[Records from a collection of figures]
* * * *

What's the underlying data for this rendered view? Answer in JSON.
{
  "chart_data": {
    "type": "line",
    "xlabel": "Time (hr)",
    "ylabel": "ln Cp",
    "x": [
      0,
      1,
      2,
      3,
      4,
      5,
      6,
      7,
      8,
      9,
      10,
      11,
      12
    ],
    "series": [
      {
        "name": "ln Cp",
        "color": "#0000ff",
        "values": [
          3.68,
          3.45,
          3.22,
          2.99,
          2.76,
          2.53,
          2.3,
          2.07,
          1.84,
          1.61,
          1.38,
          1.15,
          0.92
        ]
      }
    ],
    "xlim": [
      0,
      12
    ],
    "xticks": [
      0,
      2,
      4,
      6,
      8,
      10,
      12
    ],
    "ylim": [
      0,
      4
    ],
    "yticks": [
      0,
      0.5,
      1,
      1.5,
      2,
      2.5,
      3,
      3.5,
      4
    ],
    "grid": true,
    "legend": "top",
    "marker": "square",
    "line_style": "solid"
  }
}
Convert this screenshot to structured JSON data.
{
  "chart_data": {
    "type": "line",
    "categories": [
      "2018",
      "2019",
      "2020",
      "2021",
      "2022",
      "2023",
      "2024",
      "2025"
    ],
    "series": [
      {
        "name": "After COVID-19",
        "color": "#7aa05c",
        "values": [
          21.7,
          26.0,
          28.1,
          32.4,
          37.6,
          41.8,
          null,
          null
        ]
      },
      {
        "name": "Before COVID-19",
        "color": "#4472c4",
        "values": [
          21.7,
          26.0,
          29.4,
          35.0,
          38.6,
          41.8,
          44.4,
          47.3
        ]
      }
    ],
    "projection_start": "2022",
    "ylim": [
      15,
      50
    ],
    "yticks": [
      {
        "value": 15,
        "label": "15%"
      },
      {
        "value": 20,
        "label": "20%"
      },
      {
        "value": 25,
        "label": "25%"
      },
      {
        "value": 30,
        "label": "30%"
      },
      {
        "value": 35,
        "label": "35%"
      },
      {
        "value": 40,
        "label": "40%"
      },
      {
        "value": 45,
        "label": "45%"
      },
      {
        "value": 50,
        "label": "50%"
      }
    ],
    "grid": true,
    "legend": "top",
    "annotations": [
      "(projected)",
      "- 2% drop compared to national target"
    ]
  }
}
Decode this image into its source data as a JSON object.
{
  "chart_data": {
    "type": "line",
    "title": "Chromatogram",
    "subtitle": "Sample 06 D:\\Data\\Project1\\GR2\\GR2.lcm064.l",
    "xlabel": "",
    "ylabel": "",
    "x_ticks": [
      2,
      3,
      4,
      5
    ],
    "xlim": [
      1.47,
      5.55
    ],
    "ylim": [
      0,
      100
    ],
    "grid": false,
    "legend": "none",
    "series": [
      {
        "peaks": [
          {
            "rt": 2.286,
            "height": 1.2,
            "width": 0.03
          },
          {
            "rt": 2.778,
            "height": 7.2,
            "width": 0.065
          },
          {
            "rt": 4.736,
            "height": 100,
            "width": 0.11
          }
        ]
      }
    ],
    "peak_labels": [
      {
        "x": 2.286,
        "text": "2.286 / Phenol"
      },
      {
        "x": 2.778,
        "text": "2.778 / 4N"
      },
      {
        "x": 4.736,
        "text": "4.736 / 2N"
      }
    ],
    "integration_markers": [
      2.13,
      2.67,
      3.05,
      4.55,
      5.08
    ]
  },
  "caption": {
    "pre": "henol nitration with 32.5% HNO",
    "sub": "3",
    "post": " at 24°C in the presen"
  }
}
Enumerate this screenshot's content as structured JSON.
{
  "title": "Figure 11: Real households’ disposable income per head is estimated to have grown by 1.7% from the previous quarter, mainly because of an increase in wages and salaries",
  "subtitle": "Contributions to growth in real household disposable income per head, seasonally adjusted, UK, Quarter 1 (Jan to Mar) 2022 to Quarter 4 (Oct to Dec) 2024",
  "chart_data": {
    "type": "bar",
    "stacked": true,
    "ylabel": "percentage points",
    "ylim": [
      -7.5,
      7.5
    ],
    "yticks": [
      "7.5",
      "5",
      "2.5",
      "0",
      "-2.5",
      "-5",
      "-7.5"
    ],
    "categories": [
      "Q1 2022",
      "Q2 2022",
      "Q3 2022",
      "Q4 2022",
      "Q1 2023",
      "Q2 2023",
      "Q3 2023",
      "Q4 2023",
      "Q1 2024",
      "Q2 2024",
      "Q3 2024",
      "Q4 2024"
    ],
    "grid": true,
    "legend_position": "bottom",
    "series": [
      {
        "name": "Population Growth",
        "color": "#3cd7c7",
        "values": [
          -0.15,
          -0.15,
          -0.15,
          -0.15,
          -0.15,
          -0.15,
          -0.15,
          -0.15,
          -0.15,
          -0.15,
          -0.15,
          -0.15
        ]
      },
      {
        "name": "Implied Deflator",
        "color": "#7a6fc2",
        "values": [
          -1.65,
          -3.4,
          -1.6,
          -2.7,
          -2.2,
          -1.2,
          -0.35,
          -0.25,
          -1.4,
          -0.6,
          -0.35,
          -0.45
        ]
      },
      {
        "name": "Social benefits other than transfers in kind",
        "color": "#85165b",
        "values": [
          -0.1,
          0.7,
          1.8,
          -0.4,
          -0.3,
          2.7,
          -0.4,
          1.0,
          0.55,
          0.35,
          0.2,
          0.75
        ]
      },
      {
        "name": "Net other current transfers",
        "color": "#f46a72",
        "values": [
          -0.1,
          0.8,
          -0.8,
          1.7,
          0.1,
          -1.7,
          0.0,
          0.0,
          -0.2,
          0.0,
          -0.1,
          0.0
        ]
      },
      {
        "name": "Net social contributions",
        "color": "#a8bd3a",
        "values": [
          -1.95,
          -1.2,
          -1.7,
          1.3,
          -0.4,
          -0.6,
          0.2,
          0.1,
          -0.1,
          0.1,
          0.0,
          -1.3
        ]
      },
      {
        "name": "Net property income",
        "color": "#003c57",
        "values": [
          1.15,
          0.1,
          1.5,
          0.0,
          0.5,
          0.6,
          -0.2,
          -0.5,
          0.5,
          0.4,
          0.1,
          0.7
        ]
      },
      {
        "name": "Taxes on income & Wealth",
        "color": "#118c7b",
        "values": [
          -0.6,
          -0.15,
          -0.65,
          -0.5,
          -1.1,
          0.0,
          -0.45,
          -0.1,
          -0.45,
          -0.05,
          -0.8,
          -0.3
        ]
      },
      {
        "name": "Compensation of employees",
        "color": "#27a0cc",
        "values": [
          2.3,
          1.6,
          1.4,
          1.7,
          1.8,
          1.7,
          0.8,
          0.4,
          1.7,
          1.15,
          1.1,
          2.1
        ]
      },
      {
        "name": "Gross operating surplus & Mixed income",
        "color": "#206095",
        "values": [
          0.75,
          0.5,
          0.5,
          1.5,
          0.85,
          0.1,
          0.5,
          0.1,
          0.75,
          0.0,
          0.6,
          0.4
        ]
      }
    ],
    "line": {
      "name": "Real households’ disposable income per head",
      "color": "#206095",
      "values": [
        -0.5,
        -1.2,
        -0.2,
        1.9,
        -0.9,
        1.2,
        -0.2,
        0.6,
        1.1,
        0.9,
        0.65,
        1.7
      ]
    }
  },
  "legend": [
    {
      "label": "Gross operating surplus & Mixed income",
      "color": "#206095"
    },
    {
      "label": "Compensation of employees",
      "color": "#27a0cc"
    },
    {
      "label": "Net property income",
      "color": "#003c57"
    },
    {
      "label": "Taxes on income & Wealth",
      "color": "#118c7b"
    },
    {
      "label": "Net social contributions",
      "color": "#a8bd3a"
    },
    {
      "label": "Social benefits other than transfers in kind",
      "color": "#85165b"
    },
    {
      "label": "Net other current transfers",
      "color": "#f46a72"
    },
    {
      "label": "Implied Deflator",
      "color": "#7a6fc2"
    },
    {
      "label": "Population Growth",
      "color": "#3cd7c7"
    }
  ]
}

* * * *

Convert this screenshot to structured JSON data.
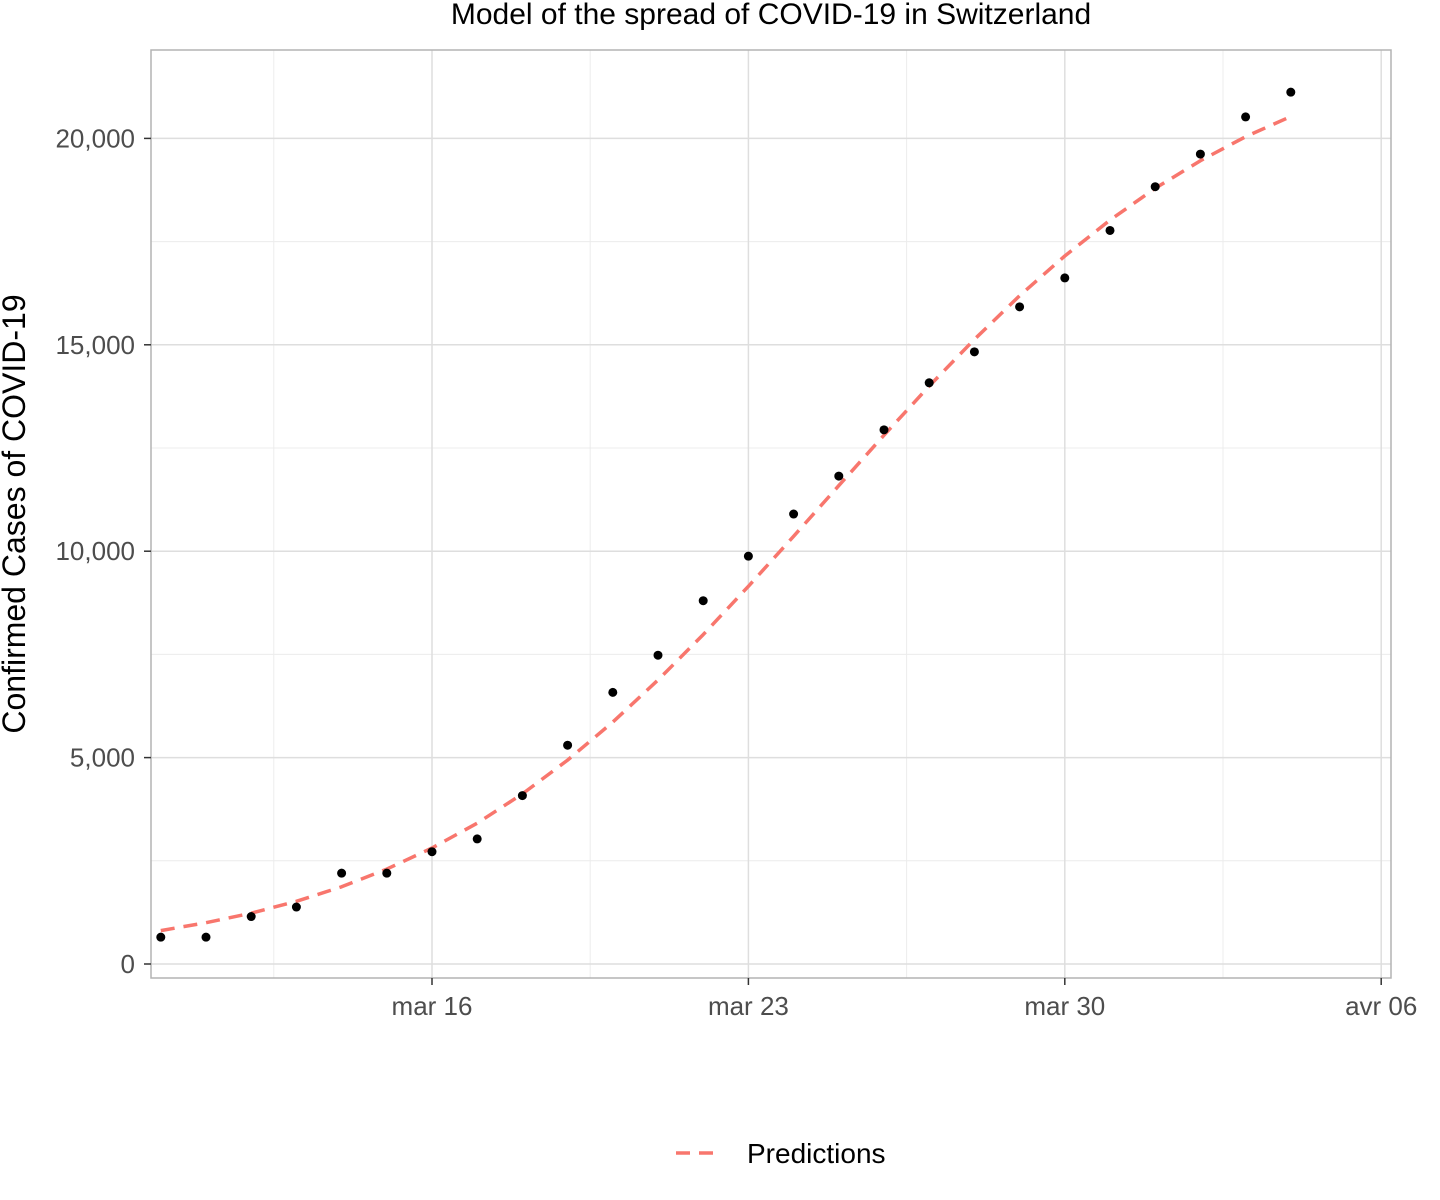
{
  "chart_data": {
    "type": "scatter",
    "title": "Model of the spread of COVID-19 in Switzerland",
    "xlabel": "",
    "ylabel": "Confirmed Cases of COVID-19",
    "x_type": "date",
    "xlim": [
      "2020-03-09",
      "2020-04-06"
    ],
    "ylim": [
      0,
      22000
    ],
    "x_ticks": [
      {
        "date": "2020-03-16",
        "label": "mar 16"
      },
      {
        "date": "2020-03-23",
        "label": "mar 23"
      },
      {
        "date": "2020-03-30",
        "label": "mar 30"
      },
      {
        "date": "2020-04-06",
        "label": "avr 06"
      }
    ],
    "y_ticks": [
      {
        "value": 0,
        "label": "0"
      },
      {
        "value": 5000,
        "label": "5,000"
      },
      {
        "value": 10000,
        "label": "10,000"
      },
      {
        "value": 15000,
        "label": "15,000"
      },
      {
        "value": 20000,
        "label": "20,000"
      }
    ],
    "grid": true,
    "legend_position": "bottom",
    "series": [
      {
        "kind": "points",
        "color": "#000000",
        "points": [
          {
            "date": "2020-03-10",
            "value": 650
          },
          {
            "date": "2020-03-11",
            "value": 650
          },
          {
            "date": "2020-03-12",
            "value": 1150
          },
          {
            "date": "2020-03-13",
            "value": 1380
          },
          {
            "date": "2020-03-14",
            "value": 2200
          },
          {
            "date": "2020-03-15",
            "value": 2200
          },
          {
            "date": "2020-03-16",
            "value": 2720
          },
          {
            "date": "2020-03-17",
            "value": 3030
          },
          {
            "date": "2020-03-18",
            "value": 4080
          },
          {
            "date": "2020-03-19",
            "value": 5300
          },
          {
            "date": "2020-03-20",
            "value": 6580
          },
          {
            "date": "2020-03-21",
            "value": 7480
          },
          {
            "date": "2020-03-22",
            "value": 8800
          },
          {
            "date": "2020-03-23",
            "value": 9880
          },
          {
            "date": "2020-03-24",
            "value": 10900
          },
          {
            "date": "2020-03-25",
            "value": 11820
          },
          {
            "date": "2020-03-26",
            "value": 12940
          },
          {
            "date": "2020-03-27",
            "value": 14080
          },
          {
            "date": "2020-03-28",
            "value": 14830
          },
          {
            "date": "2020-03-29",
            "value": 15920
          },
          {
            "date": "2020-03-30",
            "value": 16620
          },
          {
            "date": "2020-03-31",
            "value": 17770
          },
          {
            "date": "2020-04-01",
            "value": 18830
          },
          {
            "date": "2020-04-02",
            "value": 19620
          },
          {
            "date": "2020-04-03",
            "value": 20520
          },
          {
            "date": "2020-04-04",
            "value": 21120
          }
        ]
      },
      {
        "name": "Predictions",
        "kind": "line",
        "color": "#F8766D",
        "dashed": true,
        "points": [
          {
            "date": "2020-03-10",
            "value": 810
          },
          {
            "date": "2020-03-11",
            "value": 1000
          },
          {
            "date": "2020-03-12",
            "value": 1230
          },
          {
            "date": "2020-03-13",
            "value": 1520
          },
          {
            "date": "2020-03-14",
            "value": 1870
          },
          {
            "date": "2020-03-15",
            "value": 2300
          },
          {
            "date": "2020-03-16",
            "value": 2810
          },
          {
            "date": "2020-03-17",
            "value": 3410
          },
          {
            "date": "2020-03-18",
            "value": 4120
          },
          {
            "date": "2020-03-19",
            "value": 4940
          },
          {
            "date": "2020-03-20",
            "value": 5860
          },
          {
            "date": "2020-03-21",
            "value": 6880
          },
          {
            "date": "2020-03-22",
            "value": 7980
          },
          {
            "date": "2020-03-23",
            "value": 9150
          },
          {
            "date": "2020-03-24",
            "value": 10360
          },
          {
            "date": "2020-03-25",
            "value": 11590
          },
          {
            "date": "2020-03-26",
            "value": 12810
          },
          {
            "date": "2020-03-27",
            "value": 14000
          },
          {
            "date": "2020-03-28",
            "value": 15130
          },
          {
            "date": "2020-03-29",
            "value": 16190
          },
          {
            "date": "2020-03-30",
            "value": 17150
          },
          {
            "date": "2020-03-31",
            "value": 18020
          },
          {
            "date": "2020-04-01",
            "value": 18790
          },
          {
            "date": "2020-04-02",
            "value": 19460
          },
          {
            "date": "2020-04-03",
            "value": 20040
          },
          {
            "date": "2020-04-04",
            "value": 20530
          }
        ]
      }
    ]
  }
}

* * * *

→ What this task involves
Scan the material line by line and report each one that contains "Population".

→ The result
        "name": "Population Growth",
      "label": "Population Growth",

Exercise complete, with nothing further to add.